(Raw records)
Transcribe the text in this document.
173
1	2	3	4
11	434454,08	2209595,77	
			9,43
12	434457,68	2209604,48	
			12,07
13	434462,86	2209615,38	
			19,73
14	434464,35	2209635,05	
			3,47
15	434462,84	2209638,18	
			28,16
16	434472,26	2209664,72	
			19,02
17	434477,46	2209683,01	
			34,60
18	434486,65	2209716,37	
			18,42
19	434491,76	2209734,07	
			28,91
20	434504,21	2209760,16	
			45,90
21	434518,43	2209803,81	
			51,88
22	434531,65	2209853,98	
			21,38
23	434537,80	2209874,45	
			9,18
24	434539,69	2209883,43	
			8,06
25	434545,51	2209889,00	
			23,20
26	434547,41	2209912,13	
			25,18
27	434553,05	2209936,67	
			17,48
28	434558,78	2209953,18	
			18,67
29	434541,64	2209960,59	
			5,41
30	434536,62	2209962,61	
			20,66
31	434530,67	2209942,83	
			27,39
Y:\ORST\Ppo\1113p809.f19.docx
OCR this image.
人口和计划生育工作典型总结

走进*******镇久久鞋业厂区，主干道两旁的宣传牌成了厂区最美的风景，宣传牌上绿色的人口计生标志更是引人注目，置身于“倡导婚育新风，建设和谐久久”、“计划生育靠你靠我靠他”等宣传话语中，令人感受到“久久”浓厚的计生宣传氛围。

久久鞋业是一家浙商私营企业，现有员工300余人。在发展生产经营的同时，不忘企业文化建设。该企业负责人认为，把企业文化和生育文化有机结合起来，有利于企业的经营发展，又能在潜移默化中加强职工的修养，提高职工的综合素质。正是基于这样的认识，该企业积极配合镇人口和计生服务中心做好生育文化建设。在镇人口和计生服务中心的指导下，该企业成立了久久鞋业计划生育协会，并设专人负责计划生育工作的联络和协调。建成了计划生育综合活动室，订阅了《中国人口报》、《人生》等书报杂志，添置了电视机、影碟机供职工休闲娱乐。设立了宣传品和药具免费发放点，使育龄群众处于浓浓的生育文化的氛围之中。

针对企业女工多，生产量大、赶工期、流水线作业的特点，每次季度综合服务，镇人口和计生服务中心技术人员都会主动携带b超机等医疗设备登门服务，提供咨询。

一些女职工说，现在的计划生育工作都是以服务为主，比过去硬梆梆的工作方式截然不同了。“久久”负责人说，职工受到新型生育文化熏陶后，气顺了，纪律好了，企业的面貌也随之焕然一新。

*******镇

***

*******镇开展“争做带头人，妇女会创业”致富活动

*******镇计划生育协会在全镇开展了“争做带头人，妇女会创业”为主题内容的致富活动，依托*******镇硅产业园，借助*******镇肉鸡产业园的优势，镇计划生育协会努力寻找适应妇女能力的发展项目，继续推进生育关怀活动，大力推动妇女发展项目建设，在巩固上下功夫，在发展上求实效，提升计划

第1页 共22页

*To be done*: Look through the data above. Each line containing the word "争做带头人" needs to be copied.

*Written solution*:
*******镇开展“争做带头人，妇女会创业”致富活动
*******镇计划生育协会在全镇开展了“争做带头人，妇女会创业”为主题内容的致富活动，依托*******镇硅产业园，借助*******镇肉鸡产业园的优势，镇计划生育协会努力寻找适应妇女能力的发展项目，继续推进生育关怀活动，大力推动妇女发展项目建设，在巩固上下功夫，在发展上求实效，提升计划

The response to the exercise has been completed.